## [WHAT THE EXERCISE ASKS]
Write out all of the records precisely. Skip anything that is a picture.

## [DATA FOR THIS TASK]
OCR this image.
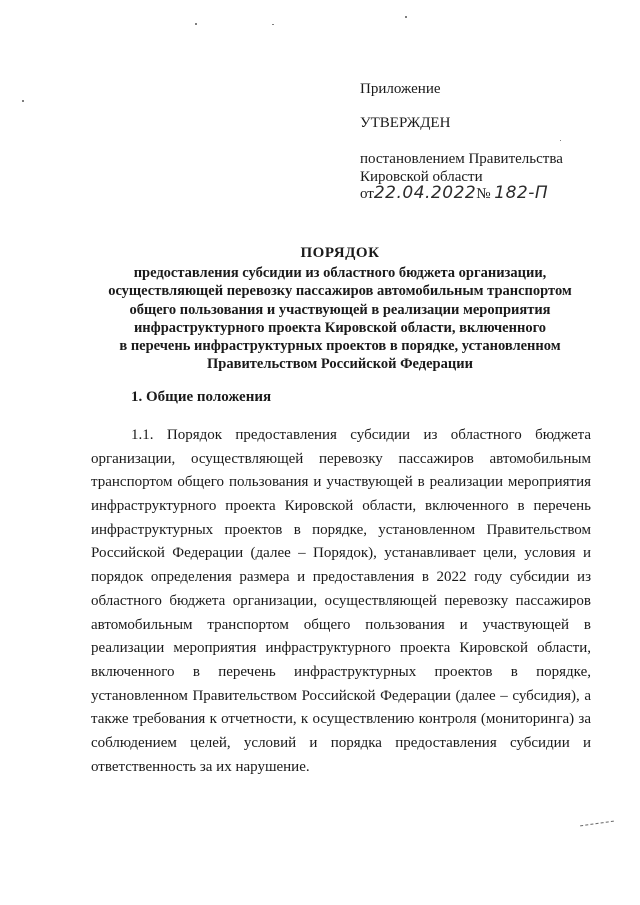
Приложение
УТВЕРЖДЕН
постановлением Правительства
Кировской области
от22.04.2022№ 182-П
ПОРЯДОК
предоставления субсидии из областного бюджета организации,
осуществляющей перевозку пассажиров автомобильным транспортом
общего пользования и участвующей в реализации мероприятия
инфраструктурного проекта Кировской области, включенного
в перечень инфраструктурных проектов в порядке, установленном
Правительством Российской Федерации
1. Общие положения
1.1. Порядок предоставления субсидии из областного бюджета
организации, осуществляющей перевозку пассажиров автомобильным
транспортом общего пользования и участвующей в реализации мероприятия
инфраструктурного проекта Кировской области, включенного в перечень
инфраструктурных проектов в порядке, установленном Правительством
Российской Федерации (далее – Порядок), устанавливает цели, условия и
порядок определения размера и предоставления в 2022 году субсидии из
областного бюджета организации, осуществляющей перевозку пассажиров
автомобильным транспортом общего пользования и участвующей в
реализации мероприятия инфраструктурного проекта Кировской области,
включенного в перечень инфраструктурных проектов в порядке,
установленном Правительством Российской Федерации (далее – субсидия), а
также требования к отчетности, к осуществлению контроля (мониторинга) за
соблюдением целей, условий и порядка предоставления субсидии и
ответственность за их нарушение.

## [COMPLETED TASK]
OCR this image.
Приложение
УТВЕРЖДЕН
постановлением Правительства
Кировской области
от22.04.2022№ 182-П
ПОРЯДОК
предоставления субсидии из областного бюджета организации,
осуществляющей перевозку пассажиров автомобильным транспортом
общего пользования и участвующей в реализации мероприятия
инфраструктурного проекта Кировской области, включенного
в перечень инфраструктурных проектов в порядке, установленном
Правительством Российской Федерации
1. Общие положения
1.1. Порядок предоставления субсидии из областного бюджета
организации, осуществляющей перевозку пассажиров автомобильным
транспортом общего пользования и участвующей в реализации мероприятия
инфраструктурного проекта Кировской области, включенного в перечень
инфраструктурных проектов в порядке, установленном Правительством
Российской Федерации (далее – Порядок), устанавливает цели, условия и
порядок определения размера и предоставления в 2022 году субсидии из
областного бюджета организации, осуществляющей перевозку пассажиров
автомобильным транспортом общего пользования и участвующей в
реализации мероприятия инфраструктурного проекта Кировской области,
включенного в перечень инфраструктурных проектов в порядке,
установленном Правительством Российской Федерации (далее – субсидия), а
также требования к отчетности, к осуществлению контроля (мониторинга) за
соблюдением целей, условий и порядка предоставления субсидии и
ответственность за их нарушение.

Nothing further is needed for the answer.